[Items listed in a dataset]
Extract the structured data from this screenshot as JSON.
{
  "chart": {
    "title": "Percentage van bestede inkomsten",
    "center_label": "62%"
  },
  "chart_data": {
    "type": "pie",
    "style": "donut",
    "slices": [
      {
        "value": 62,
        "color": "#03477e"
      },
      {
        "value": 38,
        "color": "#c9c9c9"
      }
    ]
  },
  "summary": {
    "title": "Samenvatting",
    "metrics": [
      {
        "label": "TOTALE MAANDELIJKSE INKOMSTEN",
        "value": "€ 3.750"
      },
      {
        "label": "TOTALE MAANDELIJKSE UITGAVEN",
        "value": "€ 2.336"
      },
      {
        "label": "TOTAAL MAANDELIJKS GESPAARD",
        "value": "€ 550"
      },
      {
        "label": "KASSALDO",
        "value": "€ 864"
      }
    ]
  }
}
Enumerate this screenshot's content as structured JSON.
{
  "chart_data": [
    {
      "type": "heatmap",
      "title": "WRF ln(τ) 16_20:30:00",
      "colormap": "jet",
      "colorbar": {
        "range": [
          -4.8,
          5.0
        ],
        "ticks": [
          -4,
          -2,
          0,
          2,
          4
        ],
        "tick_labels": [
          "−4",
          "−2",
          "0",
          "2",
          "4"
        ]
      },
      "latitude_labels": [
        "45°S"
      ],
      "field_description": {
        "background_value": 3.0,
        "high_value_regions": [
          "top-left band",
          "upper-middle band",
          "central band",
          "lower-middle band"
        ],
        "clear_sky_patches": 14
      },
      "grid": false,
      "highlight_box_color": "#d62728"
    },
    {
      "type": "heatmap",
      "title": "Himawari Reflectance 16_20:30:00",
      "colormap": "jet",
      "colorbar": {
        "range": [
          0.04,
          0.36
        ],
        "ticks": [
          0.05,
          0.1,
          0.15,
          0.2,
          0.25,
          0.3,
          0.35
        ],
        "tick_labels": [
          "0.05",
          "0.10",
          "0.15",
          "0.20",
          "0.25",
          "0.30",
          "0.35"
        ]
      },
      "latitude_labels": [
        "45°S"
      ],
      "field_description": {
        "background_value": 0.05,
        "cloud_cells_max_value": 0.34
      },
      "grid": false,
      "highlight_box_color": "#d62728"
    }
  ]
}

Stated task ::
Write out all of the records once more, exactly.

Task answer ::
Extract the structured data from this screenshot as JSON.
{
  "chart": {
    "title": "Percentage van bestede inkomsten",
    "center_label": "62%"
  },
  "chart_data": {
    "type": "pie",
    "style": "donut",
    "slices": [
      {
        "value": 62,
        "color": "#03477e"
      },
      {
        "value": 38,
        "color": "#c9c9c9"
      }
    ]
  },
  "summary": {
    "title": "Samenvatting",
    "metrics": [
      {
        "label": "TOTALE MAANDELIJKSE INKOMSTEN",
        "value": "€ 3.750"
      },
      {
        "label": "TOTALE MAANDELIJKSE UITGAVEN",
        "value": "€ 2.336"
      },
      {
        "label": "TOTAAL MAANDELIJKS GESPAARD",
        "value": "€ 550"
      },
      {
        "label": "KASSALDO",
        "value": "€ 864"
      }
    ]
  }
}
Enumerate this screenshot's content as structured JSON.
{
  "chart_data": [
    {
      "type": "heatmap",
      "title": "WRF ln(τ) 16_20:30:00",
      "colormap": "jet",
      "colorbar": {
        "range": [
          -4.8,
          5.0
        ],
        "ticks": [
          -4,
          -2,
          0,
          2,
          4
        ],
        "tick_labels": [
          "−4",
          "−2",
          "0",
          "2",
          "4"
        ]
      },
      "latitude_labels": [
        "45°S"
      ],
      "field_description": {
        "background_value": 3.0,
        "high_value_regions": [
          "top-left band",
          "upper-middle band",
          "central band",
          "lower-middle band"
        ],
        "clear_sky_patches": 14
      },
      "grid": false,
      "highlight_box_color": "#d62728"
    },
    {
      "type": "heatmap",
      "title": "Himawari Reflectance 16_20:30:00",
      "colormap": "jet",
      "colorbar": {
        "range": [
          0.04,
          0.36
        ],
        "ticks": [
          0.05,
          0.1,
          0.15,
          0.2,
          0.25,
          0.3,
          0.35
        ],
        "tick_labels": [
          "0.05",
          "0.10",
          "0.15",
          "0.20",
          "0.25",
          "0.30",
          "0.35"
        ]
      },
      "latitude_labels": [
        "45°S"
      ],
      "field_description": {
        "background_value": 0.05,
        "cloud_cells_max_value": 0.34
      },
      "grid": false,
      "highlight_box_color": "#d62728"
    }
  ]
}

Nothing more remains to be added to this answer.